**Problem details:**
Copy out all the entries exactly.

**Rows from a dataset:**
::::
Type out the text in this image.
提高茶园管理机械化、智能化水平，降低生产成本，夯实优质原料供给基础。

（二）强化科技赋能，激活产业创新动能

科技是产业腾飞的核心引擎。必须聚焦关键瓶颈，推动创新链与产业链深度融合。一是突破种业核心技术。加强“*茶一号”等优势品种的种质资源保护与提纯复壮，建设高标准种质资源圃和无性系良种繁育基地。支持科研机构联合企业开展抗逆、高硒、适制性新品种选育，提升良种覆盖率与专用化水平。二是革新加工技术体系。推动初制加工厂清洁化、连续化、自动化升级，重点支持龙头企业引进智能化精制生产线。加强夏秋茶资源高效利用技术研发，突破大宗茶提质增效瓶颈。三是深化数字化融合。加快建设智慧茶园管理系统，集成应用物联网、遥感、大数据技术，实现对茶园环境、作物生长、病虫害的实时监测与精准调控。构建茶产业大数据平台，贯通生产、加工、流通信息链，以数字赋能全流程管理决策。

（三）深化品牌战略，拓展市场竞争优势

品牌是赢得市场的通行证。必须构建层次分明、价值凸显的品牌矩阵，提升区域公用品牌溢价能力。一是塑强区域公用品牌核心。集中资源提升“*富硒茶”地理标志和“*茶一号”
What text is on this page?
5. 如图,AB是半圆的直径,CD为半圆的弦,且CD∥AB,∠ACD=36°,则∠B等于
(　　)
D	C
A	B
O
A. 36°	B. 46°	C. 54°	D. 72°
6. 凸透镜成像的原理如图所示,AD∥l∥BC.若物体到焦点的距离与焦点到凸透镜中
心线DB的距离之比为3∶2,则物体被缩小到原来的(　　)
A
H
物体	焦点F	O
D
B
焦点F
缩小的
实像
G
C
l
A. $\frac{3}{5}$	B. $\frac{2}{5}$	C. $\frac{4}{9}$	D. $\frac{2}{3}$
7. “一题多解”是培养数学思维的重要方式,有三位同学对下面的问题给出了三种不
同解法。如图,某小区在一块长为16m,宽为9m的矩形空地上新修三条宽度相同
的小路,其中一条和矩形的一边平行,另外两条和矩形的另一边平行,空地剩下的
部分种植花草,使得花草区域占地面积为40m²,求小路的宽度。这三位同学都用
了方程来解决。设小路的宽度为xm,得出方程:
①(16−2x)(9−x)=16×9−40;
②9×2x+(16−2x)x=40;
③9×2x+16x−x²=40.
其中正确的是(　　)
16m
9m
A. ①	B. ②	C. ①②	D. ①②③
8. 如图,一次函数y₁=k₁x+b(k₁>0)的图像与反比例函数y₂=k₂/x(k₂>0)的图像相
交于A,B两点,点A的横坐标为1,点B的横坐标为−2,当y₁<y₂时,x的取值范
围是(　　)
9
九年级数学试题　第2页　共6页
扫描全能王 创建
::::
**Solved problem:**
Type out the text in this image.
提高茶园管理机械化、智能化水平，降低生产成本，夯实优质原料供给基础。

（二）强化科技赋能，激活产业创新动能

科技是产业腾飞的核心引擎。必须聚焦关键瓶颈，推动创新链与产业链深度融合。一是突破种业核心技术。加强“*茶一号”等优势品种的种质资源保护与提纯复壮，建设高标准种质资源圃和无性系良种繁育基地。支持科研机构联合企业开展抗逆、高硒、适制性新品种选育，提升良种覆盖率与专用化水平。二是革新加工技术体系。推动初制加工厂清洁化、连续化、自动化升级，重点支持龙头企业引进智能化精制生产线。加强夏秋茶资源高效利用技术研发，突破大宗茶提质增效瓶颈。三是深化数字化融合。加快建设智慧茶园管理系统，集成应用物联网、遥感、大数据技术，实现对茶园环境、作物生长、病虫害的实时监测与精准调控。构建茶产业大数据平台，贯通生产、加工、流通信息链，以数字赋能全流程管理决策。

（三）深化品牌战略，拓展市场竞争优势

品牌是赢得市场的通行证。必须构建层次分明、价值凸显的品牌矩阵，提升区域公用品牌溢价能力。一是塑强区域公用品牌核心。集中资源提升“*富硒茶”地理标志和“*茶一号”
What text is on this page?
5. 如图,AB是半圆的直径,CD为半圆的弦,且CD∥AB,∠ACD=36°,则∠B等于
(　　)
D	C
A	B
O
A. 36°	B. 46°	C. 54°	D. 72°
6. 凸透镜成像的原理如图所示,AD∥l∥BC.若物体到焦点的距离与焦点到凸透镜中
心线DB的距离之比为3∶2,则物体被缩小到原来的(　　)
A
H
物体	焦点F	O
D
B
焦点F
缩小的
实像
G
C
l
A. $\frac{3}{5}$	B. $\frac{2}{5}$	C. $\frac{4}{9}$	D. $\frac{2}{3}$
7. “一题多解”是培养数学思维的重要方式,有三位同学对下面的问题给出了三种不
同解法。如图,某小区在一块长为16m,宽为9m的矩形空地上新修三条宽度相同
的小路,其中一条和矩形的一边平行,另外两条和矩形的另一边平行,空地剩下的
部分种植花草,使得花草区域占地面积为40m²,求小路的宽度。这三位同学都用
了方程来解决。设小路的宽度为xm,得出方程:
①(16−2x)(9−x)=16×9−40;
②9×2x+(16−2x)x=40;
③9×2x+16x−x²=40.
其中正确的是(　　)
16m
9m
A. ①	B. ②	C. ①②	D. ①②③
8. 如图,一次函数y₁=k₁x+b(k₁>0)的图像与反比例函数y₂=k₂/x(k₂>0)的图像相
交于A,B两点,点A的横坐标为1,点B的横坐标为−2,当y₁<y₂时,x的取值范
围是(　　)
9
九年级数学试题　第2页　共6页
扫描全能王 创建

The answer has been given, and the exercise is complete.